**Exercise prompt**
Reproduce the entries in full, with no changes.

**Saved data entries**
╭──
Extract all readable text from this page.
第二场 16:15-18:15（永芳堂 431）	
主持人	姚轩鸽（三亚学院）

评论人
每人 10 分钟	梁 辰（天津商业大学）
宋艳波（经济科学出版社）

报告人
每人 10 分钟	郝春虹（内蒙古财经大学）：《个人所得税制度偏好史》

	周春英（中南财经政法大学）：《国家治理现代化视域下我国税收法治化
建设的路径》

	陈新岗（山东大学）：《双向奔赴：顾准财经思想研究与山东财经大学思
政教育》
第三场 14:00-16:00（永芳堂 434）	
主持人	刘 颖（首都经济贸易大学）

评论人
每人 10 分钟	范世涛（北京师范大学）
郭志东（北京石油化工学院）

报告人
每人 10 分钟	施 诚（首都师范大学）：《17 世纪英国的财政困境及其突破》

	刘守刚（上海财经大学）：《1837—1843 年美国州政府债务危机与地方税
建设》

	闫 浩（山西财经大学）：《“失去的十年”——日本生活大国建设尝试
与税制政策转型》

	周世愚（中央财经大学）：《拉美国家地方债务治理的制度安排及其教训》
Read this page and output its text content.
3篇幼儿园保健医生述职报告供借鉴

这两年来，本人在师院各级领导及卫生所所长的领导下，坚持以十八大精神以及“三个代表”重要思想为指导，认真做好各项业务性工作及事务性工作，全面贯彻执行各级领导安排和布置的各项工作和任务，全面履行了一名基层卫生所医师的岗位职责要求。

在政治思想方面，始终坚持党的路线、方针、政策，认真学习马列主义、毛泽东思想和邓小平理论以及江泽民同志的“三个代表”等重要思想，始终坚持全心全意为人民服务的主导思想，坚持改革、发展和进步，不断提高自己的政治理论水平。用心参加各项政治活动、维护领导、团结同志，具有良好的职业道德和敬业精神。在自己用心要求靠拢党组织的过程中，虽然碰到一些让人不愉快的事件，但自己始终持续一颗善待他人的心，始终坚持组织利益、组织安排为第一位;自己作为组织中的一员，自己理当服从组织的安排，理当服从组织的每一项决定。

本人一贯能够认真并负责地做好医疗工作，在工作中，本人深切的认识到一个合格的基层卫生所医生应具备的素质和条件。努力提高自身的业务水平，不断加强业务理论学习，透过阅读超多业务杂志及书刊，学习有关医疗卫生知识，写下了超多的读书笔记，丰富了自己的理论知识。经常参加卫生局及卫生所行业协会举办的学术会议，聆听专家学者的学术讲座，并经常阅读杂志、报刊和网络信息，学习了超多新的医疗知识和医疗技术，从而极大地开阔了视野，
╰──
**Completed task**
Extract all readable text from this page.
第二场 16:15-18:15（永芳堂 431）	
主持人	姚轩鸽（三亚学院）

评论人
每人 10 分钟	梁 辰（天津商业大学）
宋艳波（经济科学出版社）

报告人
每人 10 分钟	郝春虹（内蒙古财经大学）：《个人所得税制度偏好史》

	周春英（中南财经政法大学）：《国家治理现代化视域下我国税收法治化
建设的路径》

	陈新岗（山东大学）：《双向奔赴：顾准财经思想研究与山东财经大学思
政教育》
第三场 14:00-16:00（永芳堂 434）	
主持人	刘 颖（首都经济贸易大学）

评论人
每人 10 分钟	范世涛（北京师范大学）
郭志东（北京石油化工学院）

报告人
每人 10 分钟	施 诚（首都师范大学）：《17 世纪英国的财政困境及其突破》

	刘守刚（上海财经大学）：《1837—1843 年美国州政府债务危机与地方税
建设》

	闫 浩（山西财经大学）：《“失去的十年”——日本生活大国建设尝试
与税制政策转型》

	周世愚（中央财经大学）：《拉美国家地方债务治理的制度安排及其教训》
Read this page and output its text content.
3篇幼儿园保健医生述职报告供借鉴

这两年来，本人在师院各级领导及卫生所所长的领导下，坚持以十八大精神以及“三个代表”重要思想为指导，认真做好各项业务性工作及事务性工作，全面贯彻执行各级领导安排和布置的各项工作和任务，全面履行了一名基层卫生所医师的岗位职责要求。

在政治思想方面，始终坚持党的路线、方针、政策，认真学习马列主义、毛泽东思想和邓小平理论以及江泽民同志的“三个代表”等重要思想，始终坚持全心全意为人民服务的主导思想，坚持改革、发展和进步，不断提高自己的政治理论水平。用心参加各项政治活动、维护领导、团结同志，具有良好的职业道德和敬业精神。在自己用心要求靠拢党组织的过程中，虽然碰到一些让人不愉快的事件，但自己始终持续一颗善待他人的心，始终坚持组织利益、组织安排为第一位;自己作为组织中的一员，自己理当服从组织的安排，理当服从组织的每一项决定。

本人一贯能够认真并负责地做好医疗工作，在工作中，本人深切的认识到一个合格的基层卫生所医生应具备的素质和条件。努力提高自身的业务水平，不断加强业务理论学习，透过阅读超多业务杂志及书刊，学习有关医疗卫生知识，写下了超多的读书笔记，丰富了自己的理论知识。经常参加卫生局及卫生所行业协会举办的学术会议，聆听专家学者的学术讲座，并经常阅读杂志、报刊和网络信息，学习了超多新的医疗知识和医疗技术，从而极大地开阔了视野，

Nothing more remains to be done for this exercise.